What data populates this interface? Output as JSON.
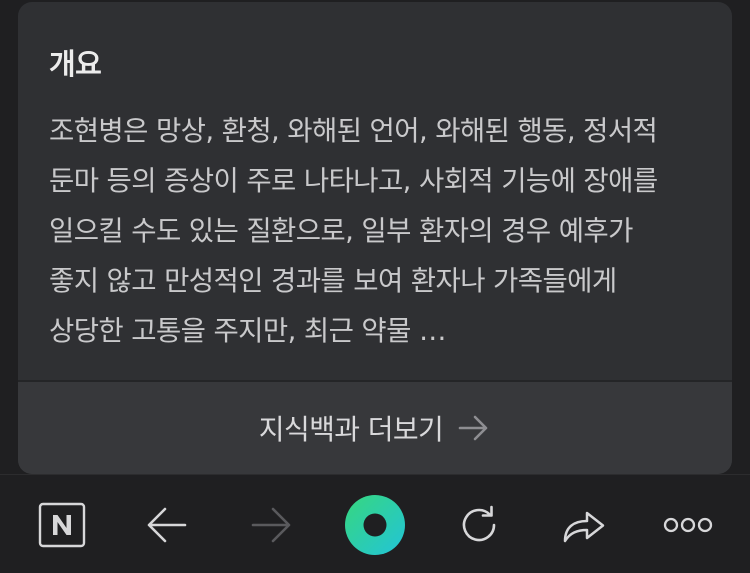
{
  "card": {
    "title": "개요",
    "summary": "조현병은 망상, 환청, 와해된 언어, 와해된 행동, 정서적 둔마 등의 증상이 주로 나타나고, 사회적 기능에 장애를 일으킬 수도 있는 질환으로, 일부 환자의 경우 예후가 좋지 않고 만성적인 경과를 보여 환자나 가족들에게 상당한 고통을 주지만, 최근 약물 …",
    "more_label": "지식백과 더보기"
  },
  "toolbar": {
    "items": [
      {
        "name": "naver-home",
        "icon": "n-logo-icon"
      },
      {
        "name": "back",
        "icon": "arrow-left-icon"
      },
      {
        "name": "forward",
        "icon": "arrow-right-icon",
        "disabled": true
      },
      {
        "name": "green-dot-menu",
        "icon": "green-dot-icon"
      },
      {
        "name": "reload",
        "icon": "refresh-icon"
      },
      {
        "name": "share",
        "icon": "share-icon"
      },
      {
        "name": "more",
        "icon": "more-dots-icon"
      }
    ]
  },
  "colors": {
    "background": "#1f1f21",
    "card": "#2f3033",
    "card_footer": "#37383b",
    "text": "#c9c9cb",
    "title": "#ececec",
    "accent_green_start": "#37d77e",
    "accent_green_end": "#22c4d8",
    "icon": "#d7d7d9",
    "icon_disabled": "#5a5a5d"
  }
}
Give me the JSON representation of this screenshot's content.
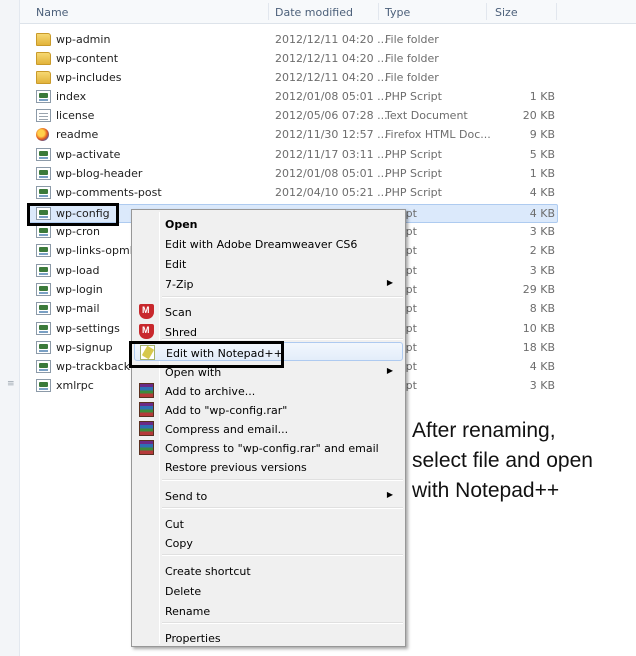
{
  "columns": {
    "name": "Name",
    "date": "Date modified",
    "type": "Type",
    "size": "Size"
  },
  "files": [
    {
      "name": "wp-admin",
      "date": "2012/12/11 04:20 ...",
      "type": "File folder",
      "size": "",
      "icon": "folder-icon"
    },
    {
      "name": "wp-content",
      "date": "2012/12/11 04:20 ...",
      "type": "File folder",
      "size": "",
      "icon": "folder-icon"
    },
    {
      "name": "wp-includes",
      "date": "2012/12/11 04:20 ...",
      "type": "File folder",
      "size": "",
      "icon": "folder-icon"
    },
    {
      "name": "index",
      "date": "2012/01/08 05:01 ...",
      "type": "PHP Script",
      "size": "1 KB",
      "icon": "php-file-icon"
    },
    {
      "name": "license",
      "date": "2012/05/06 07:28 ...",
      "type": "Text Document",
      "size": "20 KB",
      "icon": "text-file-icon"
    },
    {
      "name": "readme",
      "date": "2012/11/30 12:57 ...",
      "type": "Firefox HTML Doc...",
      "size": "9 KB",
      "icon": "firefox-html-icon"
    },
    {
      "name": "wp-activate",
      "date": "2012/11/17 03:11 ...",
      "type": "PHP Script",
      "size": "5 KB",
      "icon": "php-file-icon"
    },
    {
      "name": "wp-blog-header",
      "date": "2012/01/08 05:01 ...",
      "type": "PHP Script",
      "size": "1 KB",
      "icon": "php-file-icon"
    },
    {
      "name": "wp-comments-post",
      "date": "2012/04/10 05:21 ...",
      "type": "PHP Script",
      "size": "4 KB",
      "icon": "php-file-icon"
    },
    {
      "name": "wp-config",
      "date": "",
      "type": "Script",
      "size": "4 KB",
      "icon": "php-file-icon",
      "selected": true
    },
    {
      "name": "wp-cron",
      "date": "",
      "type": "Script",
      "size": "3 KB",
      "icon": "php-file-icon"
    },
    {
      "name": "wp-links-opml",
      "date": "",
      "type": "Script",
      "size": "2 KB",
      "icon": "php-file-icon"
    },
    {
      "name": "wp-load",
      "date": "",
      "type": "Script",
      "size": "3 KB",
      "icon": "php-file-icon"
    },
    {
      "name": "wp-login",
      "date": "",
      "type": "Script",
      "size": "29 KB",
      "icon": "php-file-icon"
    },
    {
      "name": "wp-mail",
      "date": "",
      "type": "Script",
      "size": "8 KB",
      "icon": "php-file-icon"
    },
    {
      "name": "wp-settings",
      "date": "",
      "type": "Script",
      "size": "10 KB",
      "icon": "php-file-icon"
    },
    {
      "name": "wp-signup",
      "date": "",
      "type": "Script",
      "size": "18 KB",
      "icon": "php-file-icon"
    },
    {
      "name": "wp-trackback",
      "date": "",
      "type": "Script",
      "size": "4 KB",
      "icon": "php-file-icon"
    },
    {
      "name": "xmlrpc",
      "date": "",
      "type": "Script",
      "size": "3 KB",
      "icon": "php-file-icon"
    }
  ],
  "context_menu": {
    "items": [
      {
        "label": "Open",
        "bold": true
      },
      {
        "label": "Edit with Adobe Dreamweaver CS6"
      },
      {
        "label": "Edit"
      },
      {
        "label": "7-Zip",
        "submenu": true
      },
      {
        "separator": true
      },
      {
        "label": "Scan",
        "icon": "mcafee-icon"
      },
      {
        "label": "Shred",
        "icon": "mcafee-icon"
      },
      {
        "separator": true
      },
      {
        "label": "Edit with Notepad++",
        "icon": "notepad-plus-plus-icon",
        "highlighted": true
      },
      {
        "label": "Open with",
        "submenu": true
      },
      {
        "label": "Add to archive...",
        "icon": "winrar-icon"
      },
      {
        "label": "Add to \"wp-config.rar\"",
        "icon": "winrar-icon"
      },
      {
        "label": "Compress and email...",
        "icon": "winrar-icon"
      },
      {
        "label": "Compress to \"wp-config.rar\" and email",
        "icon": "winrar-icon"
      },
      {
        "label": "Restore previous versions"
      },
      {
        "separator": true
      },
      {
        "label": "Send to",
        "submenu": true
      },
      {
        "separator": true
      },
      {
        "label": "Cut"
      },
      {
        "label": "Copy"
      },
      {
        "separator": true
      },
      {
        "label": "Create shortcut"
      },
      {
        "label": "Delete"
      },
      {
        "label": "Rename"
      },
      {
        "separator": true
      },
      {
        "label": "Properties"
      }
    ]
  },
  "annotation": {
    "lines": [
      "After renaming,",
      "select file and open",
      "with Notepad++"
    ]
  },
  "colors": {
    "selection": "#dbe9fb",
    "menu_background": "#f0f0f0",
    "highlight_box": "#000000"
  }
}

※ ※ ※

Required work: Drop the images and quote the entries word for word.

Expected answer:
What data populates this interface? Output as JSON.
{
  "card": {
    "title": "개요",
    "summary": "조현병은 망상, 환청, 와해된 언어, 와해된 행동, 정서적 둔마 등의 증상이 주로 나타나고, 사회적 기능에 장애를 일으킬 수도 있는 질환으로, 일부 환자의 경우 예후가 좋지 않고 만성적인 경과를 보여 환자나 가족들에게 상당한 고통을 주지만, 최근 약물 …",
    "more_label": "지식백과 더보기"
  },
  "toolbar": {
    "items": [
      {
        "name": "naver-home",
        "icon": "n-logo-icon"
      },
      {
        "name": "back",
        "icon": "arrow-left-icon"
      },
      {
        "name": "forward",
        "icon": "arrow-right-icon",
        "disabled": true
      },
      {
        "name": "green-dot-menu",
        "icon": "green-dot-icon"
      },
      {
        "name": "reload",
        "icon": "refresh-icon"
      },
      {
        "name": "share",
        "icon": "share-icon"
      },
      {
        "name": "more",
        "icon": "more-dots-icon"
      }
    ]
  },
  "colors": {
    "background": "#1f1f21",
    "card": "#2f3033",
    "card_footer": "#37383b",
    "text": "#c9c9cb",
    "title": "#ececec",
    "accent_green_start": "#37d77e",
    "accent_green_end": "#22c4d8",
    "icon": "#d7d7d9",
    "icon_disabled": "#5a5a5d"
  }
}
Give me the JSON representation of this screenshot's content.
{
  "columns": {
    "name": "Name",
    "date": "Date modified",
    "type": "Type",
    "size": "Size"
  },
  "files": [
    {
      "name": "wp-admin",
      "date": "2012/12/11 04:20 ...",
      "type": "File folder",
      "size": "",
      "icon": "folder-icon"
    },
    {
      "name": "wp-content",
      "date": "2012/12/11 04:20 ...",
      "type": "File folder",
      "size": "",
      "icon": "folder-icon"
    },
    {
      "name": "wp-includes",
      "date": "2012/12/11 04:20 ...",
      "type": "File folder",
      "size": "",
      "icon": "folder-icon"
    },
    {
      "name": "index",
      "date": "2012/01/08 05:01 ...",
      "type": "PHP Script",
      "size": "1 KB",
      "icon": "php-file-icon"
    },
    {
      "name": "license",
      "date": "2012/05/06 07:28 ...",
      "type": "Text Document",
      "size": "20 KB",
      "icon": "text-file-icon"
    },
    {
      "name": "readme",
      "date": "2012/11/30 12:57 ...",
      "type": "Firefox HTML Doc...",
      "size": "9 KB",
      "icon": "firefox-html-icon"
    },
    {
      "name": "wp-activate",
      "date": "2012/11/17 03:11 ...",
      "type": "PHP Script",
      "size": "5 KB",
      "icon": "php-file-icon"
    },
    {
      "name": "wp-blog-header",
      "date": "2012/01/08 05:01 ...",
      "type": "PHP Script",
      "size": "1 KB",
      "icon": "php-file-icon"
    },
    {
      "name": "wp-comments-post",
      "date": "2012/04/10 05:21 ...",
      "type": "PHP Script",
      "size": "4 KB",
      "icon": "php-file-icon"
    },
    {
      "name": "wp-config",
      "date": "",
      "type": "Script",
      "size": "4 KB",
      "icon": "php-file-icon",
      "selected": true
    },
    {
      "name": "wp-cron",
      "date": "",
      "type": "Script",
      "size": "3 KB",
      "icon": "php-file-icon"
    },
    {
      "name": "wp-links-opml",
      "date": "",
      "type": "Script",
      "size": "2 KB",
      "icon": "php-file-icon"
    },
    {
      "name": "wp-load",
      "date": "",
      "type": "Script",
      "size": "3 KB",
      "icon": "php-file-icon"
    },
    {
      "name": "wp-login",
      "date": "",
      "type": "Script",
      "size": "29 KB",
      "icon": "php-file-icon"
    },
    {
      "name": "wp-mail",
      "date": "",
      "type": "Script",
      "size": "8 KB",
      "icon": "php-file-icon"
    },
    {
      "name": "wp-settings",
      "date": "",
      "type": "Script",
      "size": "10 KB",
      "icon": "php-file-icon"
    },
    {
      "name": "wp-signup",
      "date": "",
      "type": "Script",
      "size": "18 KB",
      "icon": "php-file-icon"
    },
    {
      "name": "wp-trackback",
      "date": "",
      "type": "Script",
      "size": "4 KB",
      "icon": "php-file-icon"
    },
    {
      "name": "xmlrpc",
      "date": "",
      "type": "Script",
      "size": "3 KB",
      "icon": "php-file-icon"
    }
  ],
  "context_menu": {
    "items": [
      {
        "label": "Open",
        "bold": true
      },
      {
        "label": "Edit with Adobe Dreamweaver CS6"
      },
      {
        "label": "Edit"
      },
      {
        "label": "7-Zip",
        "submenu": true
      },
      {
        "separator": true
      },
      {
        "label": "Scan",
        "icon": "mcafee-icon"
      },
      {
        "label": "Shred",
        "icon": "mcafee-icon"
      },
      {
        "separator": true
      },
      {
        "label": "Edit with Notepad++",
        "icon": "notepad-plus-plus-icon",
        "highlighted": true
      },
      {
        "label": "Open with",
        "submenu": true
      },
      {
        "label": "Add to archive...",
        "icon": "winrar-icon"
      },
      {
        "label": "Add to \"wp-config.rar\"",
        "icon": "winrar-icon"
      },
      {
        "label": "Compress and email...",
        "icon": "winrar-icon"
      },
      {
        "label": "Compress to \"wp-config.rar\" and email",
        "icon": "winrar-icon"
      },
      {
        "label": "Restore previous versions"
      },
      {
        "separator": true
      },
      {
        "label": "Send to",
        "submenu": true
      },
      {
        "separator": true
      },
      {
        "label": "Cut"
      },
      {
        "label": "Copy"
      },
      {
        "separator": true
      },
      {
        "label": "Create shortcut"
      },
      {
        "label": "Delete"
      },
      {
        "label": "Rename"
      },
      {
        "separator": true
      },
      {
        "label": "Properties"
      }
    ]
  },
  "annotation": {
    "lines": [
      "After renaming,",
      "select file and open",
      "with Notepad++"
    ]
  },
  "colors": {
    "selection": "#dbe9fb",
    "menu_background": "#f0f0f0",
    "highlight_box": "#000000"
  }
}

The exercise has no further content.